# What is expected
Report how many lines contain the word "ylabel", with no other text.

** Start Data supplied **

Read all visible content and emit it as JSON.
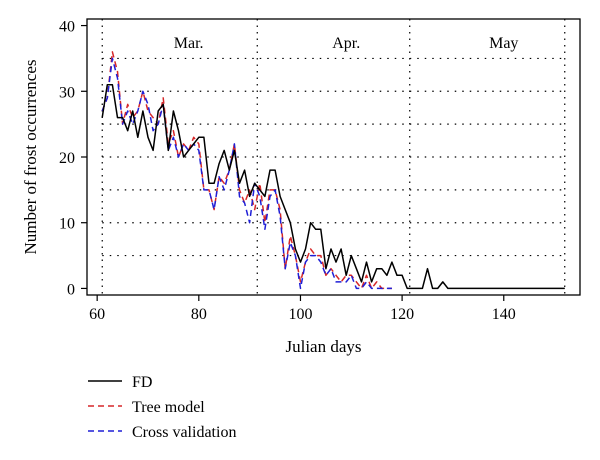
{
  "chart_data": {
    "type": "line",
    "title": "",
    "xlabel": "Julian days",
    "ylabel": "Number of frost occurrences",
    "xlim": [
      58,
      155
    ],
    "ylim": [
      -1,
      41
    ],
    "xticks": [
      60,
      80,
      100,
      120,
      140
    ],
    "yticks": [
      0,
      10,
      20,
      30,
      40
    ],
    "grid": true,
    "grid_style": "dotted",
    "vertical_grid_x": [
      61,
      91.5,
      121.5,
      152
    ],
    "horizontal_grid_y": [
      5,
      10,
      15,
      20,
      25,
      30,
      35
    ],
    "month_labels": [
      {
        "text": "Mar.",
        "x": 78,
        "y": 37.5
      },
      {
        "text": "Apr.",
        "x": 109,
        "y": 37.5
      },
      {
        "text": "May",
        "x": 140,
        "y": 37.5
      }
    ],
    "legend_position": "bottom-left",
    "series": [
      {
        "name": "FD",
        "color": "#000000",
        "dash": "solid",
        "points": [
          [
            61,
            26
          ],
          [
            62,
            31
          ],
          [
            63,
            31
          ],
          [
            64,
            26
          ],
          [
            65,
            26
          ],
          [
            66,
            24
          ],
          [
            67,
            27
          ],
          [
            68,
            23
          ],
          [
            69,
            27
          ],
          [
            70,
            23
          ],
          [
            71,
            21
          ],
          [
            72,
            27
          ],
          [
            73,
            28
          ],
          [
            74,
            21
          ],
          [
            75,
            27
          ],
          [
            76,
            24
          ],
          [
            77,
            20
          ],
          [
            78,
            21
          ],
          [
            79,
            22
          ],
          [
            80,
            23
          ],
          [
            81,
            23
          ],
          [
            82,
            16
          ],
          [
            83,
            16
          ],
          [
            84,
            19
          ],
          [
            85,
            21
          ],
          [
            86,
            18
          ],
          [
            87,
            21
          ],
          [
            88,
            16
          ],
          [
            89,
            18
          ],
          [
            90,
            14
          ],
          [
            91,
            16
          ],
          [
            92,
            15
          ],
          [
            93,
            14
          ],
          [
            94,
            18
          ],
          [
            95,
            18
          ],
          [
            96,
            14
          ],
          [
            97,
            12
          ],
          [
            98,
            10
          ],
          [
            99,
            6
          ],
          [
            100,
            4
          ],
          [
            101,
            6
          ],
          [
            102,
            10
          ],
          [
            103,
            9
          ],
          [
            104,
            9
          ],
          [
            105,
            3
          ],
          [
            106,
            6
          ],
          [
            107,
            4
          ],
          [
            108,
            6
          ],
          [
            109,
            2
          ],
          [
            110,
            5
          ],
          [
            111,
            3
          ],
          [
            112,
            1
          ],
          [
            113,
            4
          ],
          [
            114,
            1
          ],
          [
            115,
            3
          ],
          [
            116,
            3
          ],
          [
            117,
            2
          ],
          [
            118,
            4
          ],
          [
            119,
            2
          ],
          [
            120,
            2
          ],
          [
            121,
            0
          ],
          [
            122,
            0
          ],
          [
            123,
            0
          ],
          [
            124,
            0
          ],
          [
            125,
            3
          ],
          [
            126,
            0
          ],
          [
            127,
            0
          ],
          [
            128,
            1
          ],
          [
            129,
            0
          ],
          [
            130,
            0
          ],
          [
            132,
            0
          ],
          [
            134,
            0
          ],
          [
            136,
            0
          ],
          [
            138,
            0
          ],
          [
            140,
            0
          ],
          [
            142,
            0
          ],
          [
            144,
            0
          ],
          [
            146,
            0
          ],
          [
            148,
            0
          ],
          [
            150,
            0
          ],
          [
            152,
            0
          ]
        ]
      },
      {
        "name": "Tree model",
        "color": "#d62728",
        "dash": "dashed",
        "points": [
          [
            61,
            27
          ],
          [
            62,
            29
          ],
          [
            63,
            36
          ],
          [
            64,
            33
          ],
          [
            65,
            25
          ],
          [
            66,
            28
          ],
          [
            67,
            26
          ],
          [
            68,
            27
          ],
          [
            69,
            30
          ],
          [
            70,
            27
          ],
          [
            71,
            26
          ],
          [
            72,
            25
          ],
          [
            73,
            29
          ],
          [
            74,
            22
          ],
          [
            75,
            24
          ],
          [
            76,
            20
          ],
          [
            77,
            22
          ],
          [
            78,
            21
          ],
          [
            79,
            23
          ],
          [
            80,
            22
          ],
          [
            81,
            15
          ],
          [
            82,
            15
          ],
          [
            83,
            12
          ],
          [
            84,
            17
          ],
          [
            85,
            16
          ],
          [
            86,
            18
          ],
          [
            87,
            22
          ],
          [
            88,
            15
          ],
          [
            89,
            13
          ],
          [
            90,
            15
          ],
          [
            91,
            12
          ],
          [
            92,
            16
          ],
          [
            93,
            10
          ],
          [
            94,
            15
          ],
          [
            95,
            15
          ],
          [
            96,
            12
          ],
          [
            97,
            3
          ],
          [
            98,
            8
          ],
          [
            99,
            5
          ],
          [
            100,
            1
          ],
          [
            101,
            4
          ],
          [
            102,
            6
          ],
          [
            103,
            5
          ],
          [
            104,
            5
          ],
          [
            105,
            2
          ],
          [
            106,
            3
          ],
          [
            107,
            2
          ],
          [
            108,
            1
          ],
          [
            109,
            2
          ],
          [
            110,
            2
          ],
          [
            111,
            1
          ],
          [
            112,
            0
          ],
          [
            113,
            2
          ],
          [
            114,
            0
          ],
          [
            115,
            1
          ],
          [
            116,
            0
          ],
          [
            117,
            0
          ],
          [
            118,
            0
          ]
        ]
      },
      {
        "name": "Cross validation",
        "color": "#1f1fd6",
        "dash": "dashed",
        "points": [
          [
            61,
            27
          ],
          [
            62,
            29
          ],
          [
            63,
            35
          ],
          [
            64,
            32
          ],
          [
            65,
            25
          ],
          [
            66,
            27
          ],
          [
            67,
            25
          ],
          [
            68,
            27
          ],
          [
            69,
            30
          ],
          [
            70,
            28
          ],
          [
            71,
            24
          ],
          [
            72,
            25
          ],
          [
            73,
            28
          ],
          [
            74,
            21
          ],
          [
            75,
            23
          ],
          [
            76,
            20
          ],
          [
            77,
            22
          ],
          [
            78,
            21
          ],
          [
            79,
            22
          ],
          [
            80,
            21
          ],
          [
            81,
            15
          ],
          [
            82,
            15
          ],
          [
            83,
            12
          ],
          [
            84,
            17
          ],
          [
            85,
            15
          ],
          [
            86,
            18
          ],
          [
            87,
            22
          ],
          [
            88,
            14
          ],
          [
            89,
            13
          ],
          [
            90,
            10
          ],
          [
            91,
            16
          ],
          [
            92,
            14
          ],
          [
            93,
            9
          ],
          [
            94,
            14
          ],
          [
            95,
            15
          ],
          [
            96,
            11
          ],
          [
            97,
            3
          ],
          [
            98,
            7
          ],
          [
            99,
            5
          ],
          [
            100,
            0
          ],
          [
            101,
            4
          ],
          [
            102,
            5
          ],
          [
            103,
            5
          ],
          [
            104,
            4
          ],
          [
            105,
            2
          ],
          [
            106,
            3
          ],
          [
            107,
            1
          ],
          [
            108,
            1
          ],
          [
            109,
            1
          ],
          [
            110,
            2
          ],
          [
            111,
            0
          ],
          [
            112,
            0
          ],
          [
            113,
            1
          ],
          [
            114,
            0
          ],
          [
            115,
            0
          ],
          [
            116,
            0
          ],
          [
            117,
            0
          ],
          [
            118,
            0
          ]
        ]
      }
    ]
  }
}
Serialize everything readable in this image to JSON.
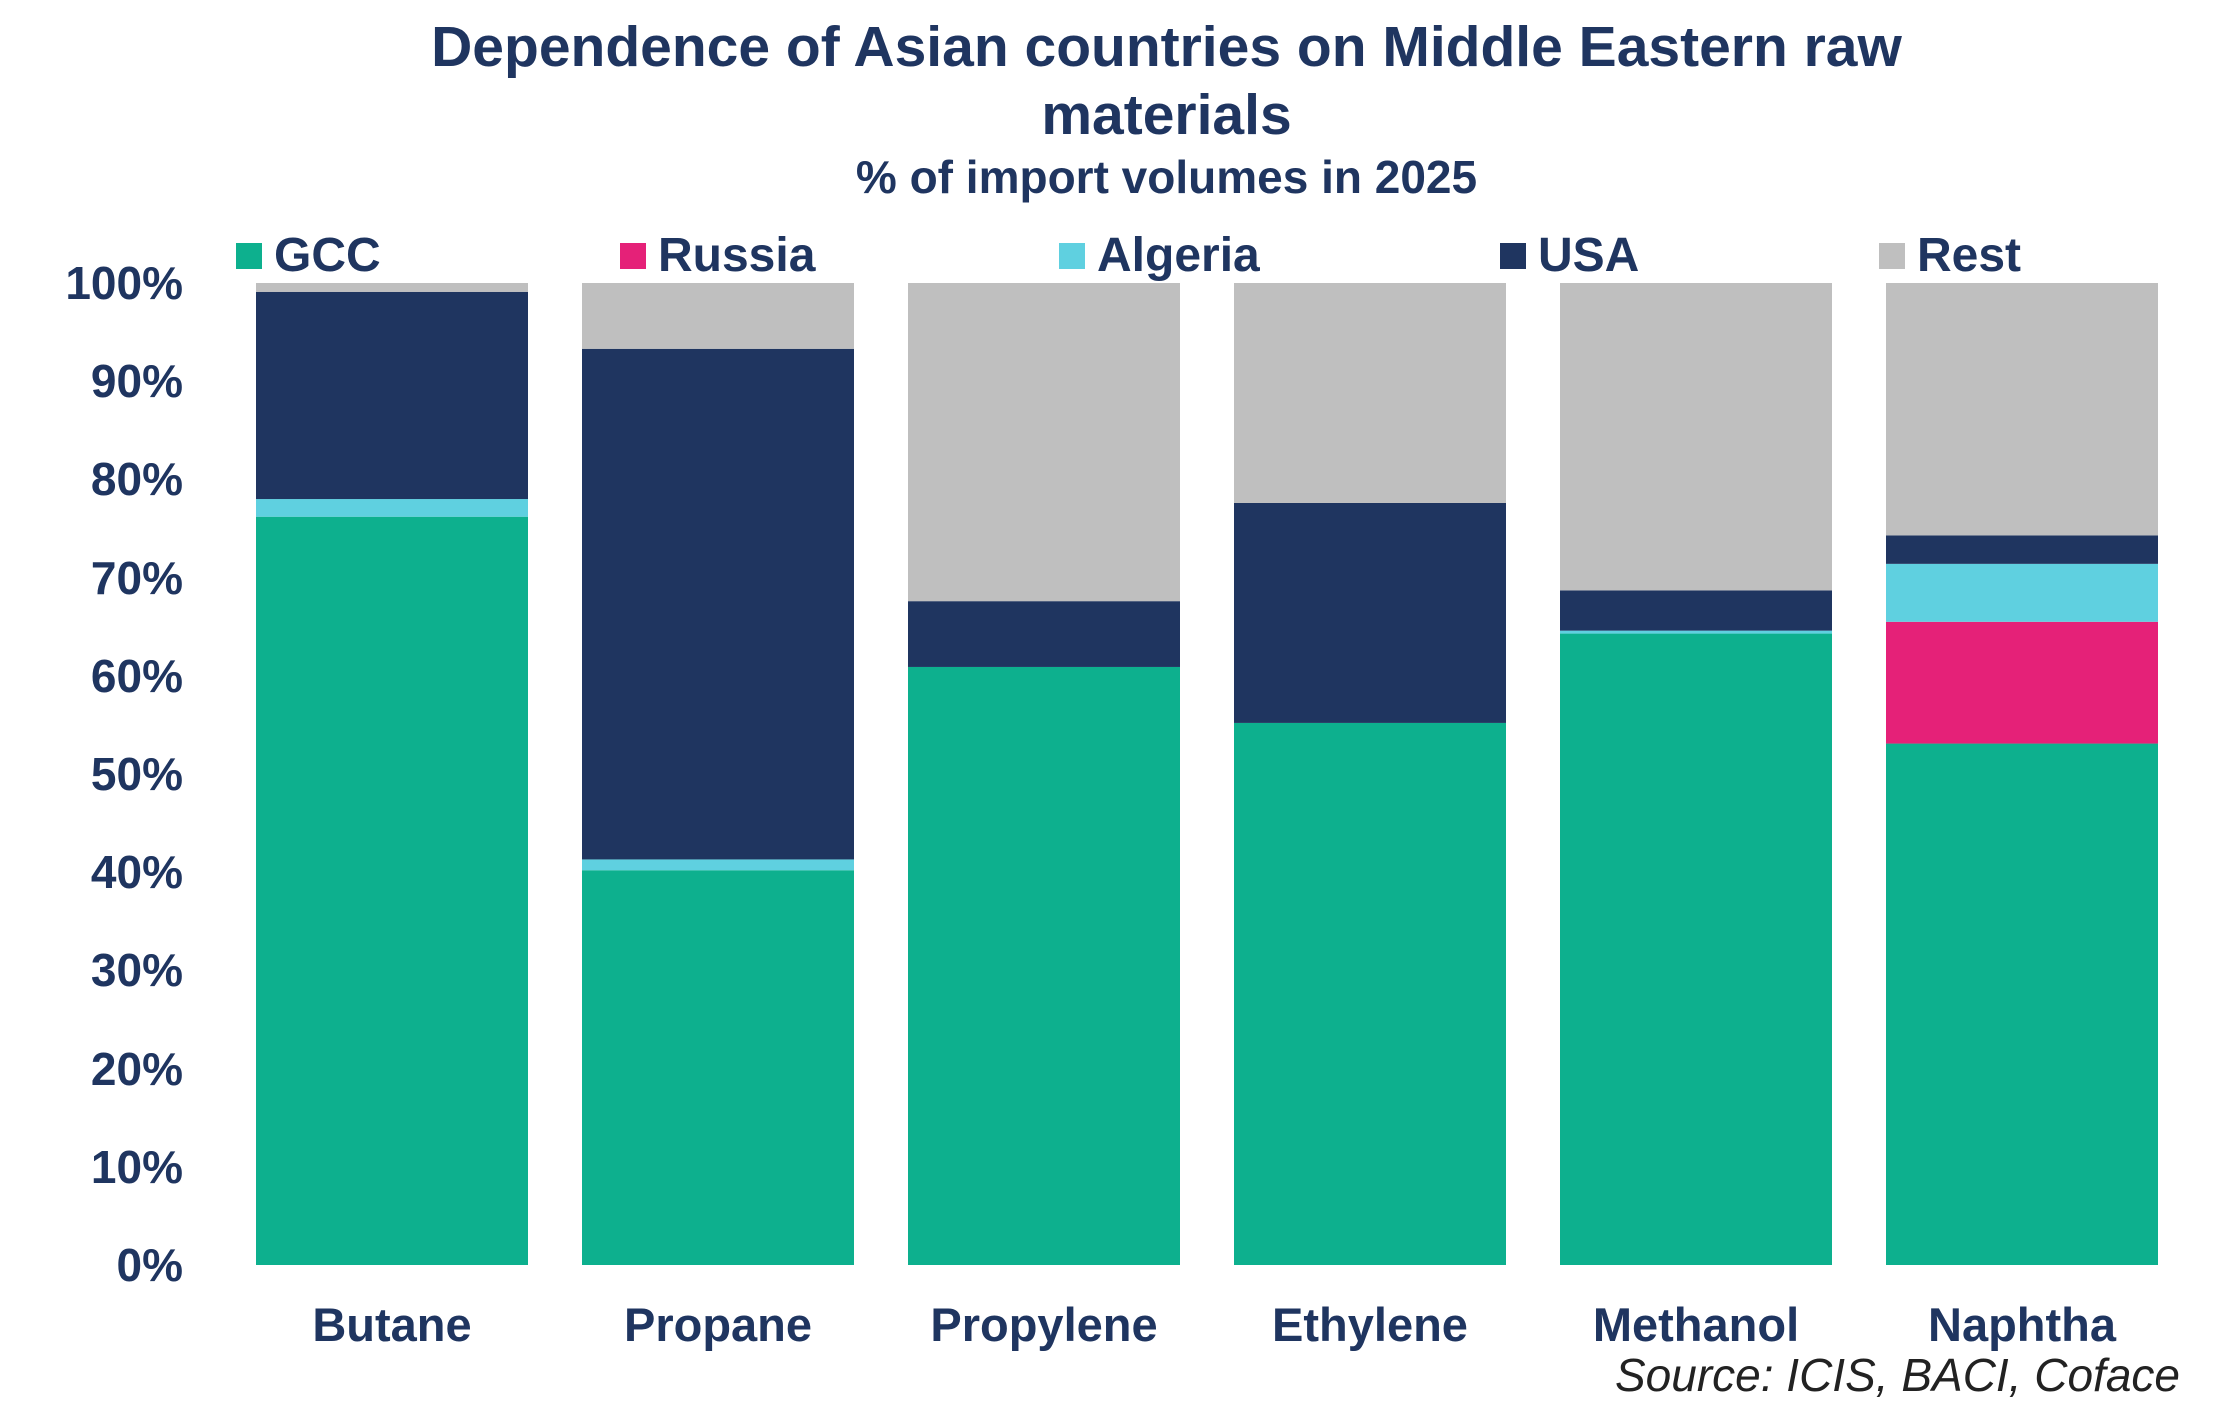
{
  "chart_data": {
    "type": "bar",
    "stacked": true,
    "title": "Dependence of Asian countries on Middle Eastern raw materials",
    "title_lines": [
      "Dependence of Asian countries on Middle Eastern raw",
      "materials"
    ],
    "subtitle": "% of import volumes in 2025",
    "source": "Source: ICIS, BACI, Coface",
    "categories": [
      "Butane",
      "Propane",
      "Propylene",
      "Ethylene",
      "Methanol",
      "Naphtha"
    ],
    "ylim": [
      0,
      100
    ],
    "yticks": [
      "0%",
      "10%",
      "20%",
      "30%",
      "40%",
      "50%",
      "60%",
      "70%",
      "80%",
      "90%",
      "100%"
    ],
    "legend_position": "top",
    "grid": false,
    "series": [
      {
        "name": "GCC",
        "color": "#0db08e",
        "values": [
          76.2,
          40.2,
          60.9,
          55.2,
          64.3,
          53.1
        ]
      },
      {
        "name": "Russia",
        "color": "#e52178",
        "values": [
          0,
          0,
          0,
          0,
          0,
          12.4
        ]
      },
      {
        "name": "Algeria",
        "color": "#5fd0e0",
        "values": [
          1.8,
          1.1,
          0,
          0,
          0.3,
          5.9
        ]
      },
      {
        "name": "USA",
        "color": "#1f3560",
        "values": [
          21.1,
          52.0,
          6.7,
          22.4,
          4.1,
          2.9
        ]
      },
      {
        "name": "Rest",
        "color": "#bfbfbf",
        "values": [
          0.9,
          6.7,
          32.4,
          22.4,
          31.3,
          25.7
        ]
      }
    ]
  }
}
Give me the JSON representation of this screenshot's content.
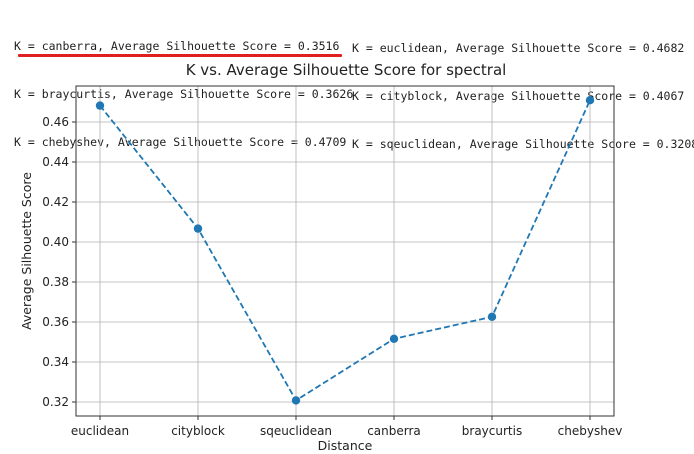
{
  "console": {
    "left": [
      "K = canberra, Average Silhouette Score = 0.3516",
      "K = braycurtis, Average Silhouette Score = 0.3626",
      "K = chebyshev, Average Silhouette Score = 0.4709"
    ],
    "right": [
      "K = euclidean, Average Silhouette Score = 0.4682",
      "K = cityblock, Average Silhouette Score = 0.4067",
      "K = sqeuclidean, Average Silhouette Score = 0.3208"
    ],
    "highlight_color": "#e01f1f"
  },
  "chart_data": {
    "type": "line",
    "title": "K vs. Average Silhouette Score for spectral",
    "xlabel": "Distance",
    "ylabel": "Average Silhouette Score",
    "categories": [
      "euclidean",
      "cityblock",
      "sqeuclidean",
      "canberra",
      "braycurtis",
      "chebyshev"
    ],
    "values": [
      0.4682,
      0.4067,
      0.3208,
      0.3516,
      0.3626,
      0.4709
    ],
    "ylim": [
      0.313,
      0.478
    ],
    "yticks": [
      "0.32",
      "0.34",
      "0.36",
      "0.38",
      "0.40",
      "0.42",
      "0.44",
      "0.46"
    ],
    "grid": true,
    "line_style": "dashed",
    "marker": "circle",
    "color": "#1f77b4"
  }
}
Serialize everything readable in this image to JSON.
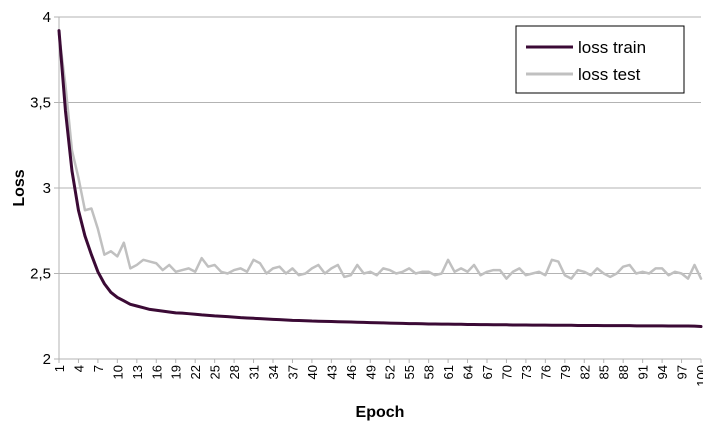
{
  "chart_data": {
    "type": "line",
    "xlabel": "Epoch",
    "ylabel": "Loss",
    "ylim": [
      2,
      4
    ],
    "yticks": [
      2,
      2.5,
      3,
      3.5,
      4
    ],
    "ytick_labels": [
      "2",
      "2,5",
      "3",
      "3,5",
      "4"
    ],
    "xlim": [
      1,
      100
    ],
    "xticks": [
      1,
      4,
      7,
      10,
      13,
      16,
      19,
      22,
      25,
      28,
      31,
      34,
      37,
      40,
      43,
      46,
      49,
      52,
      55,
      58,
      61,
      64,
      67,
      70,
      73,
      76,
      79,
      82,
      85,
      88,
      91,
      94,
      97,
      100
    ],
    "grid": "horizontal",
    "legend_position": "top-right",
    "series": [
      {
        "name": "loss train",
        "color": "#3b0a35",
        "values": [
          3.92,
          3.45,
          3.1,
          2.87,
          2.72,
          2.61,
          2.51,
          2.44,
          2.39,
          2.36,
          2.34,
          2.32,
          2.31,
          2.3,
          2.29,
          2.285,
          2.28,
          2.275,
          2.27,
          2.268,
          2.265,
          2.262,
          2.258,
          2.255,
          2.252,
          2.25,
          2.248,
          2.245,
          2.242,
          2.24,
          2.238,
          2.236,
          2.234,
          2.232,
          2.23,
          2.228,
          2.226,
          2.225,
          2.224,
          2.222,
          2.221,
          2.22,
          2.219,
          2.218,
          2.217,
          2.216,
          2.215,
          2.214,
          2.213,
          2.212,
          2.211,
          2.21,
          2.209,
          2.208,
          2.207,
          2.207,
          2.206,
          2.205,
          2.205,
          2.204,
          2.204,
          2.203,
          2.203,
          2.202,
          2.202,
          2.201,
          2.201,
          2.2,
          2.2,
          2.2,
          2.199,
          2.199,
          2.199,
          2.198,
          2.198,
          2.198,
          2.197,
          2.197,
          2.197,
          2.197,
          2.196,
          2.196,
          2.196,
          2.196,
          2.195,
          2.195,
          2.195,
          2.195,
          2.195,
          2.194,
          2.194,
          2.194,
          2.194,
          2.194,
          2.193,
          2.193,
          2.193,
          2.193,
          2.192,
          2.19
        ]
      },
      {
        "name": "loss test",
        "color": "#c0c0c0",
        "values": [
          3.9,
          3.6,
          3.22,
          3.06,
          2.87,
          2.88,
          2.76,
          2.61,
          2.63,
          2.6,
          2.68,
          2.53,
          2.55,
          2.58,
          2.57,
          2.56,
          2.52,
          2.55,
          2.51,
          2.52,
          2.53,
          2.51,
          2.59,
          2.54,
          2.55,
          2.51,
          2.5,
          2.52,
          2.53,
          2.51,
          2.58,
          2.56,
          2.5,
          2.53,
          2.54,
          2.5,
          2.53,
          2.49,
          2.5,
          2.53,
          2.55,
          2.5,
          2.53,
          2.55,
          2.48,
          2.49,
          2.55,
          2.5,
          2.51,
          2.49,
          2.53,
          2.52,
          2.5,
          2.51,
          2.53,
          2.5,
          2.51,
          2.51,
          2.49,
          2.5,
          2.58,
          2.51,
          2.53,
          2.51,
          2.55,
          2.49,
          2.51,
          2.52,
          2.52,
          2.47,
          2.51,
          2.53,
          2.49,
          2.5,
          2.51,
          2.49,
          2.58,
          2.57,
          2.49,
          2.47,
          2.52,
          2.51,
          2.49,
          2.53,
          2.5,
          2.48,
          2.5,
          2.54,
          2.55,
          2.5,
          2.51,
          2.5,
          2.53,
          2.53,
          2.49,
          2.51,
          2.5,
          2.47,
          2.55,
          2.47
        ]
      }
    ]
  }
}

** End Data supplied **

# Output below
3